▼

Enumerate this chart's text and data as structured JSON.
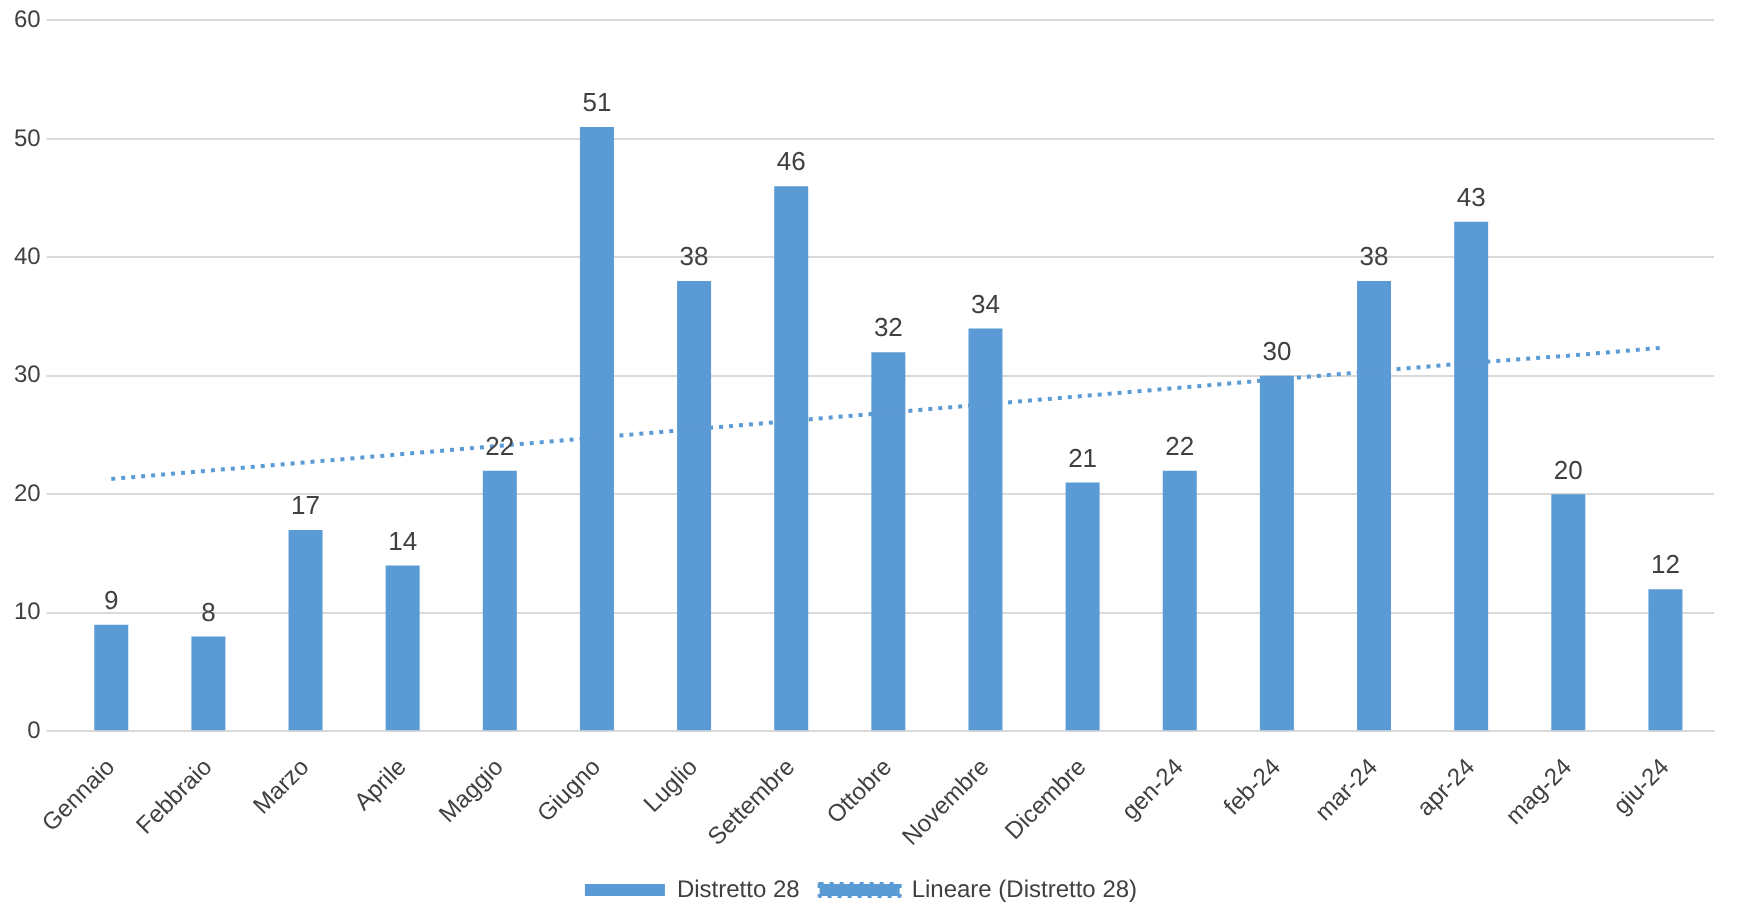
{
  "chart_data": {
    "type": "bar",
    "categories": [
      "Gennaio",
      "Febbraio",
      "Marzo",
      "Aprile",
      "Maggio",
      "Giugno",
      "Luglio",
      "Settembre",
      "Ottobre",
      "Novembre",
      "Dicembre",
      "gen-24",
      "feb-24",
      "mar-24",
      "apr-24",
      "mag-24",
      "giu-24"
    ],
    "series": [
      {
        "name": "Distretto 28",
        "color": "#5b9bd5",
        "values": [
          9,
          8,
          17,
          14,
          22,
          51,
          38,
          46,
          32,
          34,
          21,
          22,
          30,
          38,
          43,
          20,
          12
        ],
        "value_labels": [
          "9",
          "8",
          "17",
          "14",
          "22",
          "51",
          "38",
          "46",
          "32",
          "34",
          "21",
          "22",
          "30",
          "38",
          "43",
          "20",
          "12"
        ]
      },
      {
        "name": "Lineare (Distretto 28)",
        "type": "line",
        "color": "#5b9bd5",
        "line_style": "dotted",
        "marker": "none",
        "values": [
          21.3,
          22.0,
          22.7,
          23.4,
          24.1,
          24.8,
          25.5,
          26.2,
          26.9,
          27.6,
          28.3,
          29.0,
          29.7,
          30.4,
          31.1,
          31.7,
          32.4
        ]
      }
    ],
    "ylim": [
      0,
      60
    ],
    "yticks": [
      0,
      10,
      20,
      30,
      40,
      50,
      60
    ],
    "grid": "y",
    "legend": "bottom"
  }
}
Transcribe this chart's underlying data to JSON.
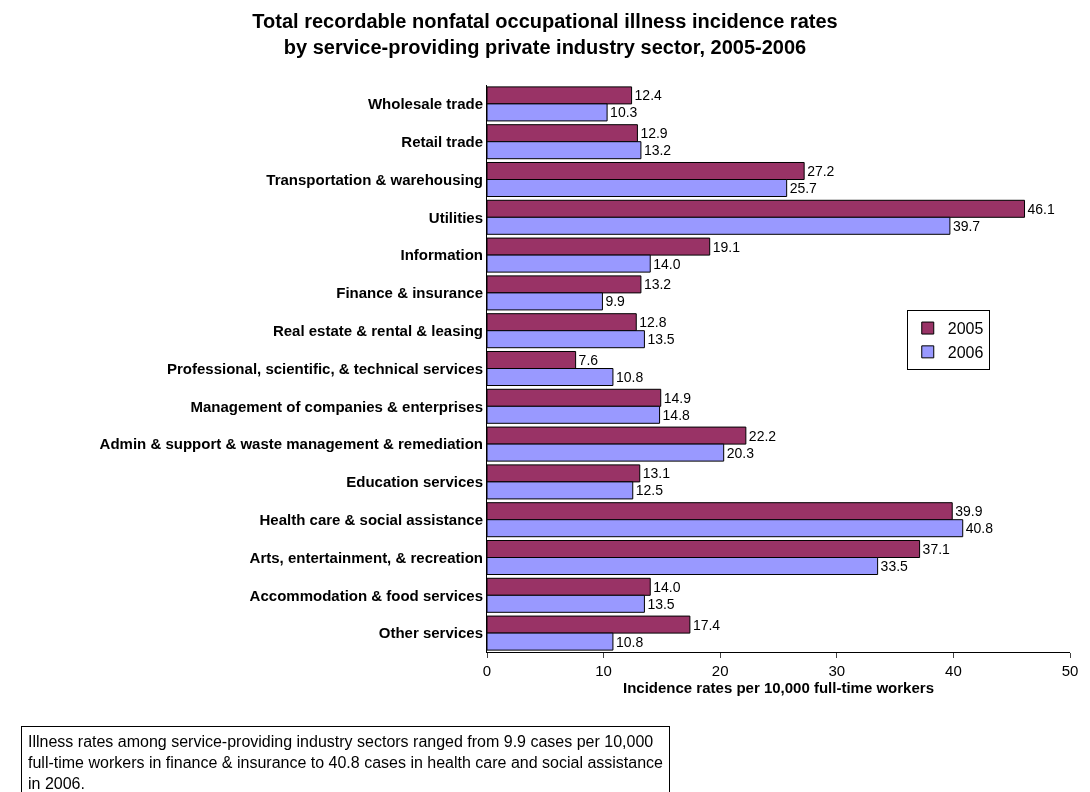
{
  "chart_data": {
    "type": "bar",
    "orientation": "horizontal",
    "title": "Total recordable nonfatal occupational illness incidence rates\nby service-providing private industry sector, 2005-2006",
    "xlabel": "Incidence rates per 10,000 full-time workers",
    "categories": [
      "Wholesale trade",
      "Retail trade",
      "Transportation & warehousing",
      "Utilities",
      "Information",
      "Finance & insurance",
      "Real estate & rental & leasing",
      "Professional, scientific, & technical services",
      "Management of companies & enterprises",
      "Admin & support & waste management & remediation",
      "Education services",
      "Health care & social assistance",
      "Arts, entertainment, & recreation",
      "Accommodation & food services",
      "Other services"
    ],
    "series": [
      {
        "name": "2005",
        "color": "#993366",
        "values": [
          12.4,
          12.9,
          27.2,
          46.1,
          19.1,
          13.2,
          12.8,
          7.6,
          14.9,
          22.2,
          13.1,
          39.9,
          37.1,
          14.0,
          17.4
        ],
        "value_labels": [
          "12.4",
          "12.9",
          "27.2",
          "46.1",
          "19.1",
          "13.2",
          "12.8",
          "7.6",
          "14.9",
          "22.2",
          "13.1",
          "39.9",
          "37.1",
          "14.0",
          "17.4"
        ]
      },
      {
        "name": "2006",
        "color": "#9999ff",
        "values": [
          10.3,
          13.2,
          25.7,
          39.7,
          14.0,
          9.9,
          13.5,
          10.8,
          14.8,
          20.3,
          12.5,
          40.8,
          33.5,
          13.5,
          10.8
        ],
        "value_labels": [
          "10.3",
          "13.2",
          "25.7",
          "39.7",
          "14.0",
          "9.9",
          "13.5",
          "10.8",
          "14.8",
          "20.3",
          "12.5",
          "40.8",
          "33.5",
          "13.5",
          "10.8"
        ]
      }
    ],
    "xlim": [
      0,
      50
    ],
    "xticks": [
      0,
      10,
      20,
      30,
      40,
      50
    ],
    "legend": "right",
    "annotations": [
      "Illness rates among service-providing industry sectors ranged from 9.9 cases per 10,000 full-time workers in finance & insurance to 40.8 cases in health care and social assistance in 2006."
    ]
  }
}
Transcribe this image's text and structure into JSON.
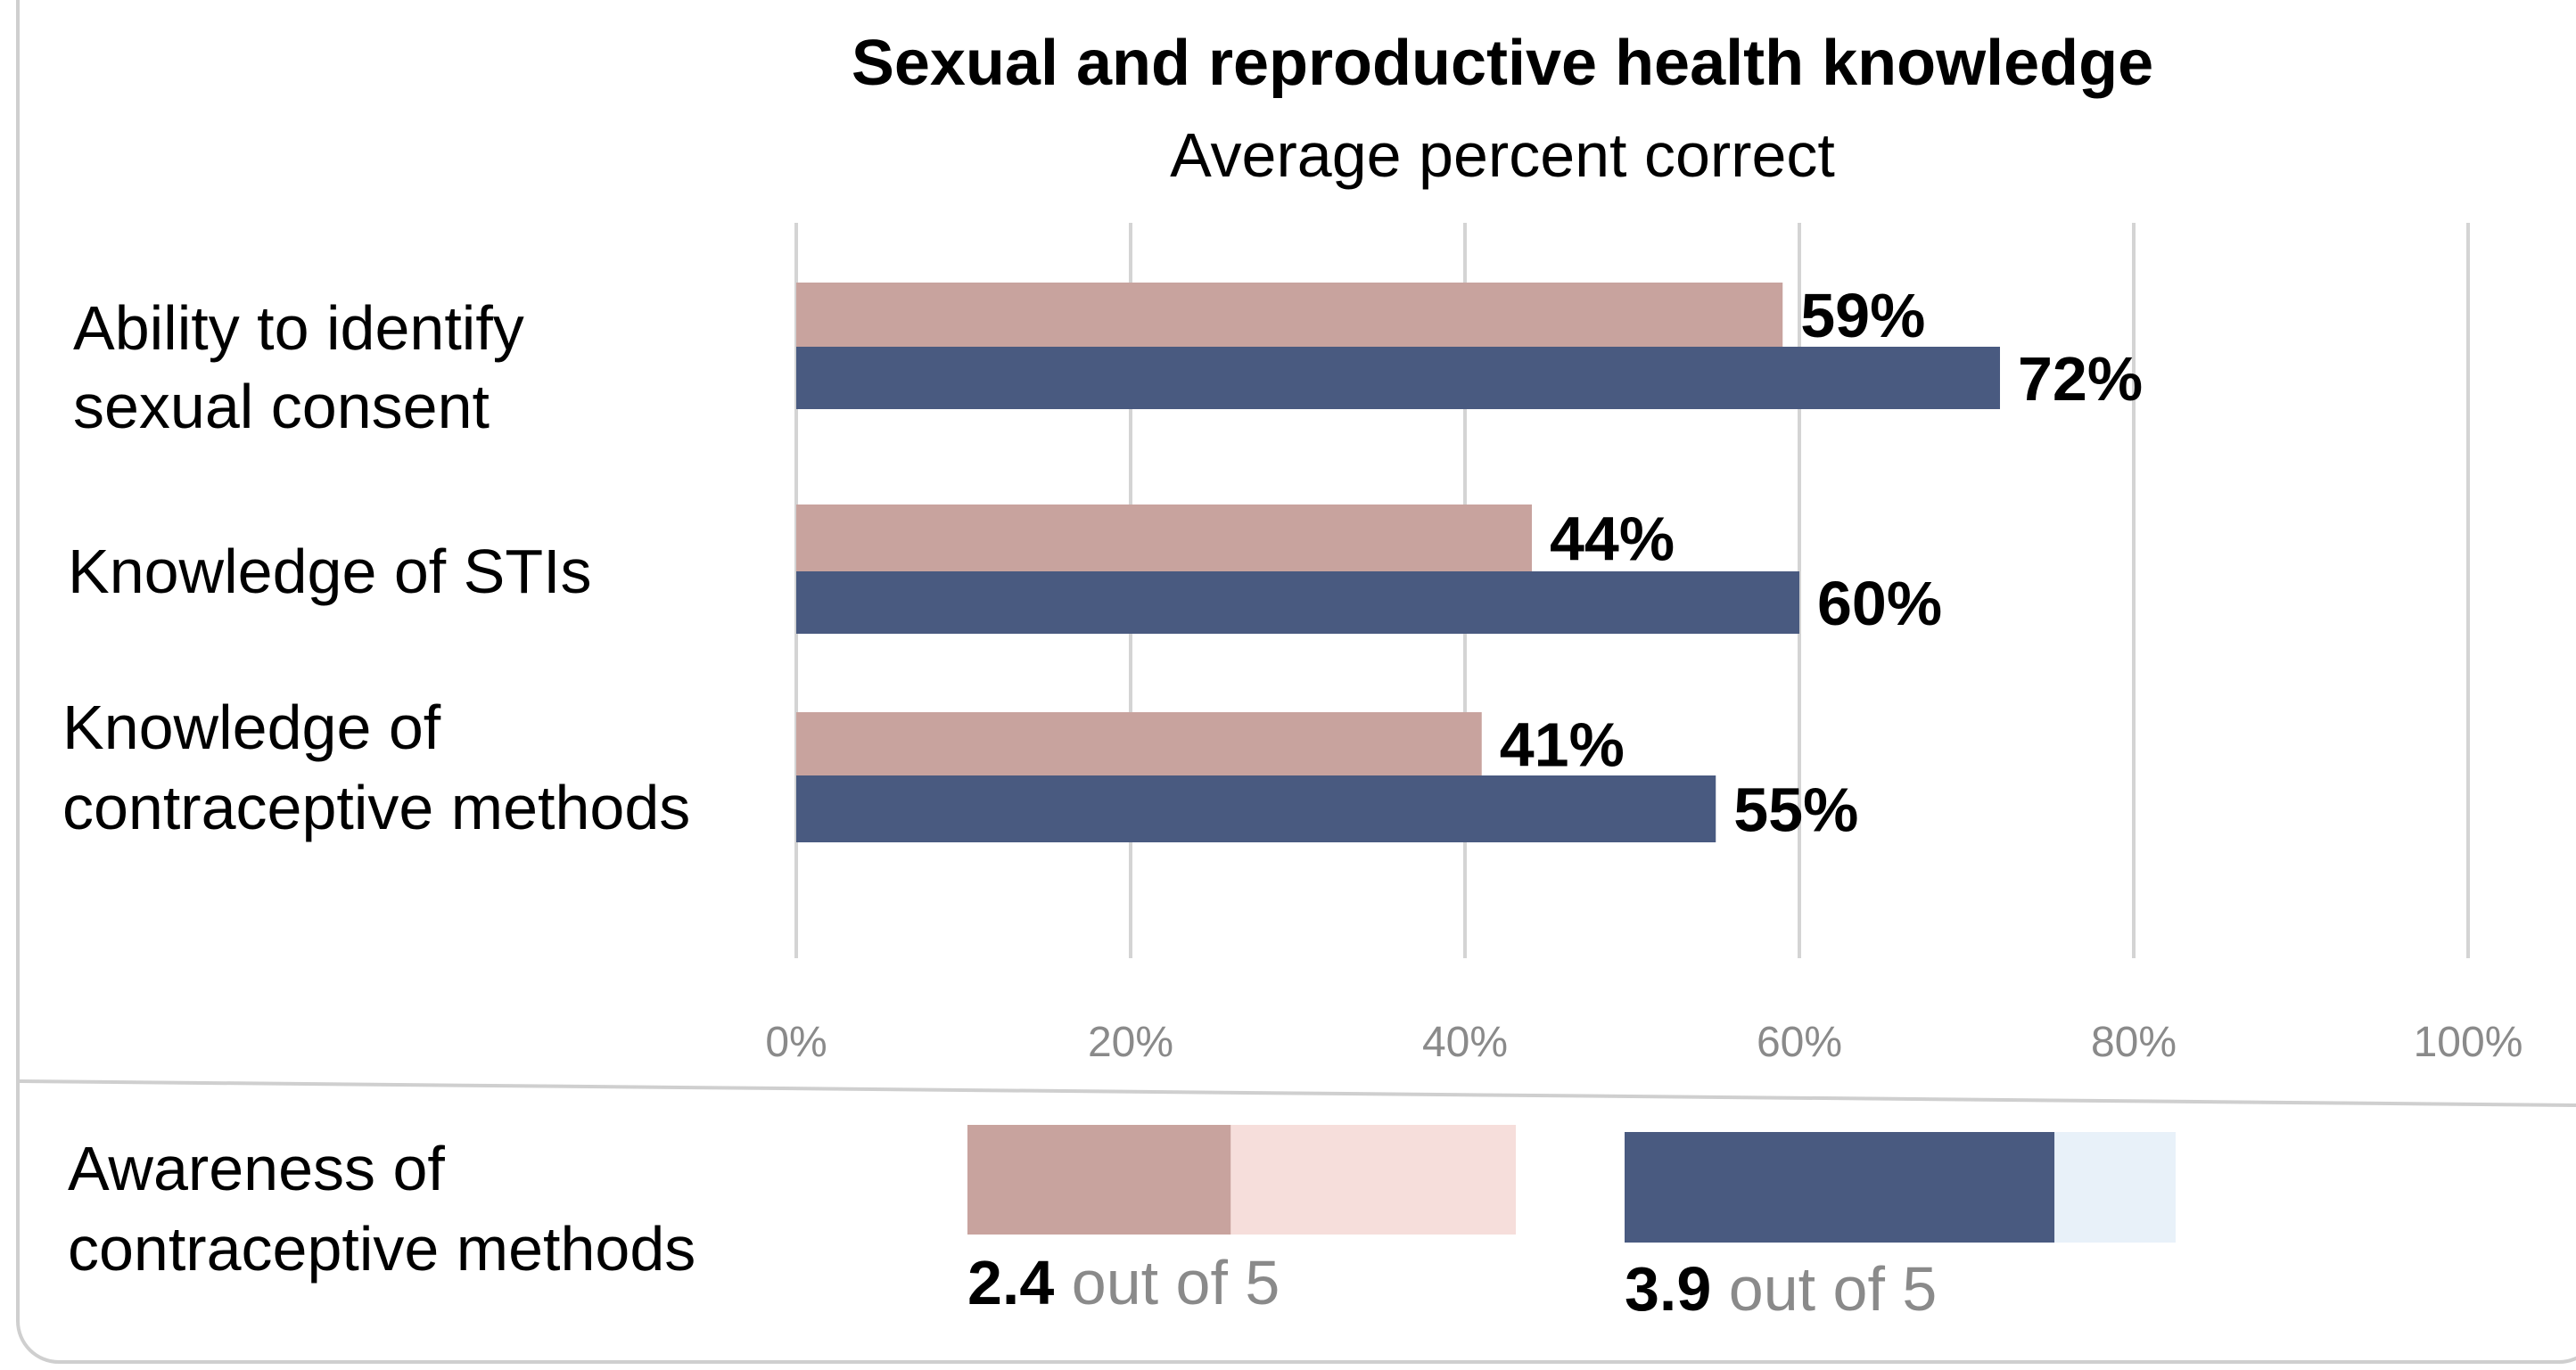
{
  "chart_data": {
    "type": "bar",
    "orientation": "horizontal",
    "title": "Sexual and reproductive health knowledge",
    "subtitle": "Average percent correct",
    "categories": [
      [
        "Ability to identify",
        "sexual consent"
      ],
      [
        "Knowledge of STIs"
      ],
      [
        "Knowledge of",
        "contraceptive methods"
      ]
    ],
    "series": [
      {
        "values": [
          59,
          44,
          41
        ],
        "labels": [
          "59%",
          "44%",
          "41%"
        ],
        "color": "#c8a39e"
      },
      {
        "values": [
          72,
          60,
          55
        ],
        "labels": [
          "72%",
          "60%",
          "55%"
        ],
        "color": "#495a80"
      }
    ],
    "xlim": [
      0,
      100
    ],
    "x_ticks": [
      "0%",
      "20%",
      "40%",
      "60%",
      "80%",
      "100%"
    ],
    "grid": true
  },
  "awareness": {
    "label": [
      "Awareness of",
      "contraceptive methods"
    ],
    "max": 5,
    "gauges": [
      {
        "value": 2.4,
        "value_text": "2.4",
        "suffix": " out of 5",
        "fill_color": "#c8a39e",
        "track_color": "#f6dedb"
      },
      {
        "value": 3.9,
        "value_text": "3.9",
        "suffix": " out of 5",
        "fill_color": "#495a80",
        "track_color": "#e8f1f9"
      }
    ]
  }
}
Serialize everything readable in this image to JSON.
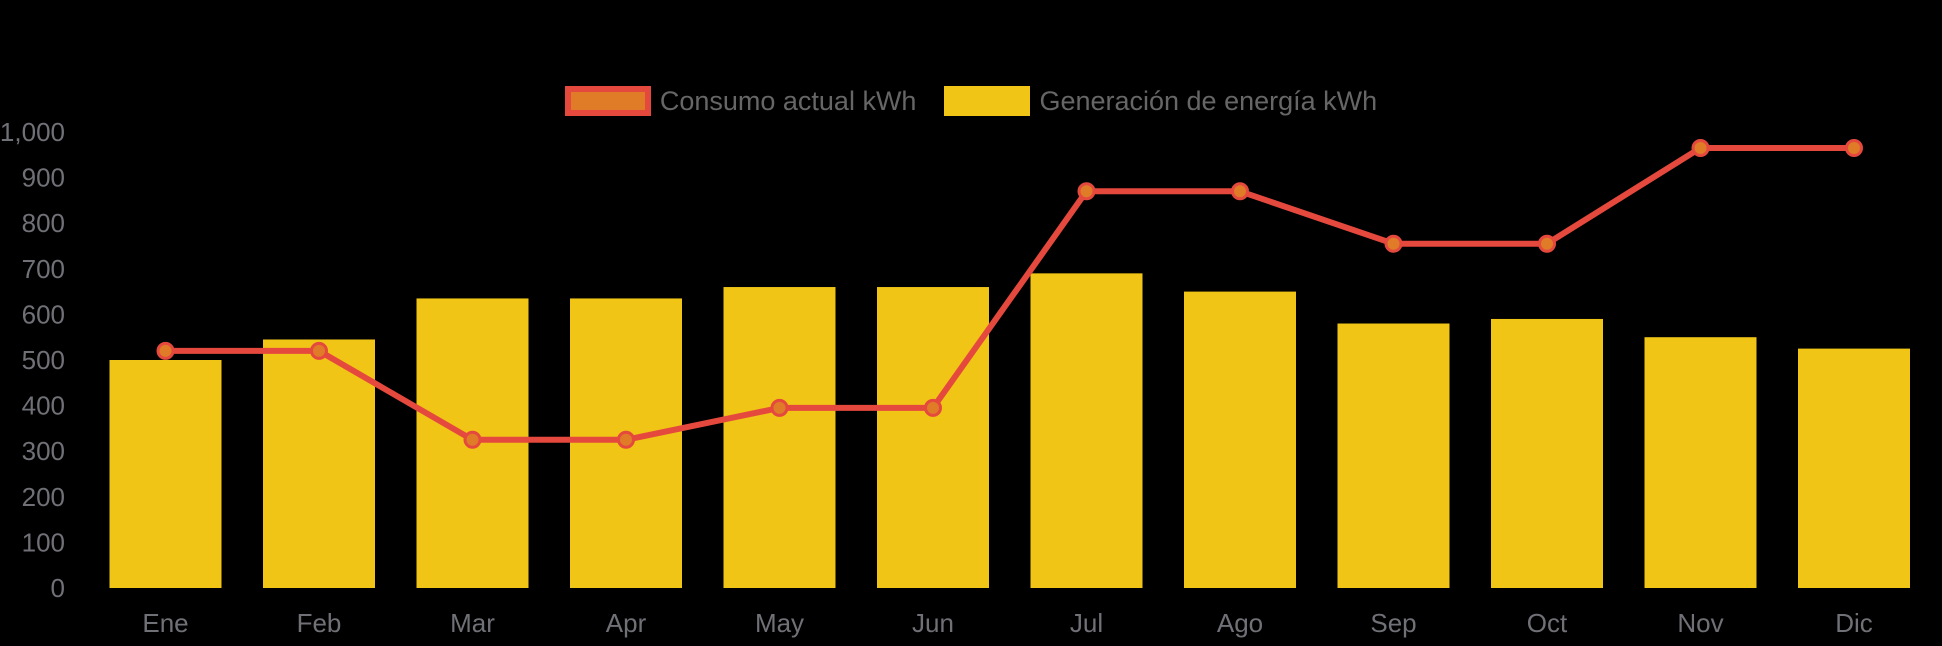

▲

Problem description: From the line that holds "Transcribe this image's" to the last line of the records, please copy each line exactly and nothing else. Pictures stay out.

Response to this exercise:
Transcribe this image's text and structure into JSON.
{
  "chart_data": {
    "type": "bar",
    "orientation": "horizontal",
    "title": "Sexual and reproductive health knowledge",
    "subtitle": "Average percent correct",
    "categories": [
      [
        "Ability to identify",
        "sexual consent"
      ],
      [
        "Knowledge of STIs"
      ],
      [
        "Knowledge of",
        "contraceptive methods"
      ]
    ],
    "series": [
      {
        "values": [
          59,
          44,
          41
        ],
        "labels": [
          "59%",
          "44%",
          "41%"
        ],
        "color": "#c8a39e"
      },
      {
        "values": [
          72,
          60,
          55
        ],
        "labels": [
          "72%",
          "60%",
          "55%"
        ],
        "color": "#495a80"
      }
    ],
    "xlim": [
      0,
      100
    ],
    "x_ticks": [
      "0%",
      "20%",
      "40%",
      "60%",
      "80%",
      "100%"
    ],
    "grid": true
  },
  "awareness": {
    "label": [
      "Awareness of",
      "contraceptive methods"
    ],
    "max": 5,
    "gauges": [
      {
        "value": 2.4,
        "value_text": "2.4",
        "suffix": " out of 5",
        "fill_color": "#c8a39e",
        "track_color": "#f6dedb"
      },
      {
        "value": 3.9,
        "value_text": "3.9",
        "suffix": " out of 5",
        "fill_color": "#495a80",
        "track_color": "#e8f1f9"
      }
    ]
  }
}
Serialize everything readable in this image to JSON.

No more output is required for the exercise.